JOB: Write out all entries word for word.

GIVEN ENTRIES:
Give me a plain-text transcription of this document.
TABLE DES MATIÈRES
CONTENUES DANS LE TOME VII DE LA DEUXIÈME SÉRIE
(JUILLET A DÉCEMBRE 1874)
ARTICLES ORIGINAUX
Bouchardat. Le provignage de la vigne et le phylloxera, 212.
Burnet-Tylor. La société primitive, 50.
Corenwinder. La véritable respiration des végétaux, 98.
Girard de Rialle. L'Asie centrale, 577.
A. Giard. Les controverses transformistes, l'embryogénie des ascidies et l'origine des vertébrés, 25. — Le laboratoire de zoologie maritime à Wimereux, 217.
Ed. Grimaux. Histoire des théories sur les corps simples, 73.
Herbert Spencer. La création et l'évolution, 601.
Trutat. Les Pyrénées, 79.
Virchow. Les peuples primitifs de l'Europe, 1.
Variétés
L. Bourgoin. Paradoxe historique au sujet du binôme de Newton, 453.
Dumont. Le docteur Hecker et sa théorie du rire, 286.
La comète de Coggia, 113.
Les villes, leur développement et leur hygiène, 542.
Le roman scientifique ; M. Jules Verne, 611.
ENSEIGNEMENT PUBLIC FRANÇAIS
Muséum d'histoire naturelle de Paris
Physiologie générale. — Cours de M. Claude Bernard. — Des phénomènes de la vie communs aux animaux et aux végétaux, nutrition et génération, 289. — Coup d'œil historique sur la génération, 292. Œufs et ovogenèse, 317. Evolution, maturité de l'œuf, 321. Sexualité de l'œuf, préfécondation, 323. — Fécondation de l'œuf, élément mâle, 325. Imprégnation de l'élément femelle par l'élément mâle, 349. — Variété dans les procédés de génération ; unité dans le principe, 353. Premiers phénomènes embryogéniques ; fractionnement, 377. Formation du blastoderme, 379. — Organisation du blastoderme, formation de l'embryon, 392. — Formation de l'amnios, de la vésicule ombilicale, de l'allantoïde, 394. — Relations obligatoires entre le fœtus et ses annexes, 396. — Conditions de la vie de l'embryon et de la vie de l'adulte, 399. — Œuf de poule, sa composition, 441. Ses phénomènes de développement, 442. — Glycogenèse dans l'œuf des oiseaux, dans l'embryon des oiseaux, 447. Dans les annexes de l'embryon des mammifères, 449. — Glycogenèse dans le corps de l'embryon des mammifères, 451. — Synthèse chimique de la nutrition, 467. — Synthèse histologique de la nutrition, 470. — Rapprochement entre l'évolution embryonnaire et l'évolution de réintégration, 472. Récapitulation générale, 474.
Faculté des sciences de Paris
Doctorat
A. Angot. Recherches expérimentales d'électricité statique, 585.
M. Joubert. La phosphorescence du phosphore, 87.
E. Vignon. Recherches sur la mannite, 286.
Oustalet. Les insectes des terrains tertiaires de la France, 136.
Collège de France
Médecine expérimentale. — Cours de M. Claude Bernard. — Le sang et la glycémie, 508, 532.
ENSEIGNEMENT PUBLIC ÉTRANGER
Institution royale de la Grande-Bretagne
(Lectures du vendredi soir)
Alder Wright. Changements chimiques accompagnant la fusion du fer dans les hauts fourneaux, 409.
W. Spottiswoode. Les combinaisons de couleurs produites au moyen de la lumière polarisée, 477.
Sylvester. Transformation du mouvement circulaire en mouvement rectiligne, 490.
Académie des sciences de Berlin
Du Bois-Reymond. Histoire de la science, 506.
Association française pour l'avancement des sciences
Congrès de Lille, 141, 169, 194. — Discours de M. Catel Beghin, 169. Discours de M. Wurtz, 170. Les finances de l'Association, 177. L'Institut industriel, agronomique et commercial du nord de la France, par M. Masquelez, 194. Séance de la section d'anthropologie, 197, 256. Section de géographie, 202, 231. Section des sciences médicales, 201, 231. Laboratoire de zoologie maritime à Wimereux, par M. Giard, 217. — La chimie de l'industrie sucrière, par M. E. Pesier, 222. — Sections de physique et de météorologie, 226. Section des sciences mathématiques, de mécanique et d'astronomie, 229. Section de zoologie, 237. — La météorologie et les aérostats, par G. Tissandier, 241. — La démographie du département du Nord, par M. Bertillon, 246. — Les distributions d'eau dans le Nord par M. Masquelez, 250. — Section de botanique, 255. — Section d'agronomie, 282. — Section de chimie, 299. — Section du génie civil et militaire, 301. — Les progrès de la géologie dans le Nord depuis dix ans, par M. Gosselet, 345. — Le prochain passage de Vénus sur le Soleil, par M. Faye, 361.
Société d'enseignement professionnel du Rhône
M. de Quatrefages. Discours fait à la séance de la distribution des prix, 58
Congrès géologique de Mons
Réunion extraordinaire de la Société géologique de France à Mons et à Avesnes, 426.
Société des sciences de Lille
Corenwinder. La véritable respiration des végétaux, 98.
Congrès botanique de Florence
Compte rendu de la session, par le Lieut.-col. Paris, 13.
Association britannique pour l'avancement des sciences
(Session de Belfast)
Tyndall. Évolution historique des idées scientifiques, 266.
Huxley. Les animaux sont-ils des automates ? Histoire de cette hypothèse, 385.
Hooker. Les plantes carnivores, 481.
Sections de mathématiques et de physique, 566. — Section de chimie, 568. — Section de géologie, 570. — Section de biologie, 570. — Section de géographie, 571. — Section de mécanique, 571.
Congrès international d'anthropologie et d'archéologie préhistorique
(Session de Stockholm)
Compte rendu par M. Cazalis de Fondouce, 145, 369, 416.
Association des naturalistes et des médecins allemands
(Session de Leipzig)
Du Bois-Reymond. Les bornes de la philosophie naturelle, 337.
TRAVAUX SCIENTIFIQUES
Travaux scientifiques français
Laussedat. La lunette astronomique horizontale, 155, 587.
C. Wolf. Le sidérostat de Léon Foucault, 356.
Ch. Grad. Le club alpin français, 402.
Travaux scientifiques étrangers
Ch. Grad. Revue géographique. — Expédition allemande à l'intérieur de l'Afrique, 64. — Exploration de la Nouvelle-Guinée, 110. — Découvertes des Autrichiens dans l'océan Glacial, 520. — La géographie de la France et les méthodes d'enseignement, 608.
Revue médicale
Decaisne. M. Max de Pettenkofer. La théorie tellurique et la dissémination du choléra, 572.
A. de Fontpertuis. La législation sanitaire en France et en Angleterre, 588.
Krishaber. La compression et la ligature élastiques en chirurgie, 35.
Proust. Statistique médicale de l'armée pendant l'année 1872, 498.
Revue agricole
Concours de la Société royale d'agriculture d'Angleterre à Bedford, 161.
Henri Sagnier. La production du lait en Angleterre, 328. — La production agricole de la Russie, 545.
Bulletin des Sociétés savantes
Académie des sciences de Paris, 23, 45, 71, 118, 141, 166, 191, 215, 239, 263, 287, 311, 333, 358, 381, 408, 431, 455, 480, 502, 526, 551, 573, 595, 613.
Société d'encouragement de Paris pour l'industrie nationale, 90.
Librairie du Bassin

RESPONSE BELOW:
Give me a plain-text transcription of this document.
TABLE DES MATIÈRES
CONTENUES DANS LE TOME VII DE LA DEUXIÈME SÉRIE
(JUILLET A DÉCEMBRE 1874)
ARTICLES ORIGINAUX
Bouchardat. Le provignage de la vigne et le phylloxera, 212.
Burnet-Tylor. La société primitive, 50.
Corenwinder. La véritable respiration des végétaux, 98.
Girard de Rialle. L'Asie centrale, 577.
A. Giard. Les controverses transformistes, l'embryogénie des ascidies et l'origine des vertébrés, 25. — Le laboratoire de zoologie maritime à Wimereux, 217.
Ed. Grimaux. Histoire des théories sur les corps simples, 73.
Herbert Spencer. La création et l'évolution, 601.
Trutat. Les Pyrénées, 79.
Virchow. Les peuples primitifs de l'Europe, 1.
Variétés
L. Bourgoin. Paradoxe historique au sujet du binôme de Newton, 453.
Dumont. Le docteur Hecker et sa théorie du rire, 286.
La comète de Coggia, 113.
Les villes, leur développement et leur hygiène, 542.
Le roman scientifique ; M. Jules Verne, 611.
ENSEIGNEMENT PUBLIC FRANÇAIS
Muséum d'histoire naturelle de Paris
Physiologie générale. — Cours de M. Claude Bernard. — Des phénomènes de la vie communs aux animaux et aux végétaux, nutrition et génération, 289. — Coup d'œil historique sur la génération, 292. Œufs et ovogenèse, 317. Evolution, maturité de l'œuf, 321. Sexualité de l'œuf, préfécondation, 323. — Fécondation de l'œuf, élément mâle, 325. Imprégnation de l'élément femelle par l'élément mâle, 349. — Variété dans les procédés de génération ; unité dans le principe, 353. Premiers phénomènes embryogéniques ; fractionnement, 377. Formation du blastoderme, 379. — Organisation du blastoderme, formation de l'embryon, 392. — Formation de l'amnios, de la vésicule ombilicale, de l'allantoïde, 394. — Relations obligatoires entre le fœtus et ses annexes, 396. — Conditions de la vie de l'embryon et de la vie de l'adulte, 399. — Œuf de poule, sa composition, 441. Ses phénomènes de développement, 442. — Glycogenèse dans l'œuf des oiseaux, dans l'embryon des oiseaux, 447. Dans les annexes de l'embryon des mammifères, 449. — Glycogenèse dans le corps de l'embryon des mammifères, 451. — Synthèse chimique de la nutrition, 467. — Synthèse histologique de la nutrition, 470. — Rapprochement entre l'évolution embryonnaire et l'évolution de réintégration, 472. Récapitulation générale, 474.
Faculté des sciences de Paris
Doctorat
A. Angot. Recherches expérimentales d'électricité statique, 585.
M. Joubert. La phosphorescence du phosphore, 87.
E. Vignon. Recherches sur la mannite, 286.
Oustalet. Les insectes des terrains tertiaires de la France, 136.
Collège de France
Médecine expérimentale. — Cours de M. Claude Bernard. — Le sang et la glycémie, 508, 532.
ENSEIGNEMENT PUBLIC ÉTRANGER
Institution royale de la Grande-Bretagne
(Lectures du vendredi soir)
Alder Wright. Changements chimiques accompagnant la fusion du fer dans les hauts fourneaux, 409.
W. Spottiswoode. Les combinaisons de couleurs produites au moyen de la lumière polarisée, 477.
Sylvester. Transformation du mouvement circulaire en mouvement rectiligne, 490.
Académie des sciences de Berlin
Du Bois-Reymond. Histoire de la science, 506.
Association française pour l'avancement des sciences
Congrès de Lille, 141, 169, 194. — Discours de M. Catel Beghin, 169. Discours de M. Wurtz, 170. Les finances de l'Association, 177. L'Institut industriel, agronomique et commercial du nord de la France, par M. Masquelez, 194. Séance de la section d'anthropologie, 197, 256. Section de géographie, 202, 231. Section des sciences médicales, 201, 231. Laboratoire de zoologie maritime à Wimereux, par M. Giard, 217. — La chimie de l'industrie sucrière, par M. E. Pesier, 222. — Sections de physique et de météorologie, 226. Section des sciences mathématiques, de mécanique et d'astronomie, 229. Section de zoologie, 237. — La météorologie et les aérostats, par G. Tissandier, 241. — La démographie du département du Nord, par M. Bertillon, 246. — Les distributions d'eau dans le Nord par M. Masquelez, 250. — Section de botanique, 255. — Section d'agronomie, 282. — Section de chimie, 299. — Section du génie civil et militaire, 301. — Les progrès de la géologie dans le Nord depuis dix ans, par M. Gosselet, 345. — Le prochain passage de Vénus sur le Soleil, par M. Faye, 361.
Société d'enseignement professionnel du Rhône
M. de Quatrefages. Discours fait à la séance de la distribution des prix, 58
Congrès géologique de Mons
Réunion extraordinaire de la Société géologique de France à Mons et à Avesnes, 426.
Société des sciences de Lille
Corenwinder. La véritable respiration des végétaux, 98.
Congrès botanique de Florence
Compte rendu de la session, par le Lieut.-col. Paris, 13.
Association britannique pour l'avancement des sciences
(Session de Belfast)
Tyndall. Évolution historique des idées scientifiques, 266.
Huxley. Les animaux sont-ils des automates ? Histoire de cette hypothèse, 385.
Hooker. Les plantes carnivores, 481.
Sections de mathématiques et de physique, 566. — Section de chimie, 568. — Section de géologie, 570. — Section de biologie, 570. — Section de géographie, 571. — Section de mécanique, 571.
Congrès international d'anthropologie et d'archéologie préhistorique
(Session de Stockholm)
Compte rendu par M. Cazalis de Fondouce, 145, 369, 416.
Association des naturalistes et des médecins allemands
(Session de Leipzig)
Du Bois-Reymond. Les bornes de la philosophie naturelle, 337.
TRAVAUX SCIENTIFIQUES
Travaux scientifiques français
Laussedat. La lunette astronomique horizontale, 155, 587.
C. Wolf. Le sidérostat de Léon Foucault, 356.
Ch. Grad. Le club alpin français, 402.
Travaux scientifiques étrangers
Ch. Grad. Revue géographique. — Expédition allemande à l'intérieur de l'Afrique, 64. — Exploration de la Nouvelle-Guinée, 110. — Découvertes des Autrichiens dans l'océan Glacial, 520. — La géographie de la France et les méthodes d'enseignement, 608.
Revue médicale
Decaisne. M. Max de Pettenkofer. La théorie tellurique et la dissémination du choléra, 572.
A. de Fontpertuis. La législation sanitaire en France et en Angleterre, 588.
Krishaber. La compression et la ligature élastiques en chirurgie, 35.
Proust. Statistique médicale de l'armée pendant l'année 1872, 498.
Revue agricole
Concours de la Société royale d'agriculture d'Angleterre à Bedford, 161.
Henri Sagnier. La production du lait en Angleterre, 328. — La production agricole de la Russie, 545.
Bulletin des Sociétés savantes
Académie des sciences de Paris, 23, 45, 71, 118, 141, 166, 191, 215, 239, 263, 287, 311, 333, 358, 381, 408, 431, 455, 480, 502, 526, 551, 573, 595, 613.
Société d'encouragement de Paris pour l'industrie nationale, 90.
Librairie du Bassin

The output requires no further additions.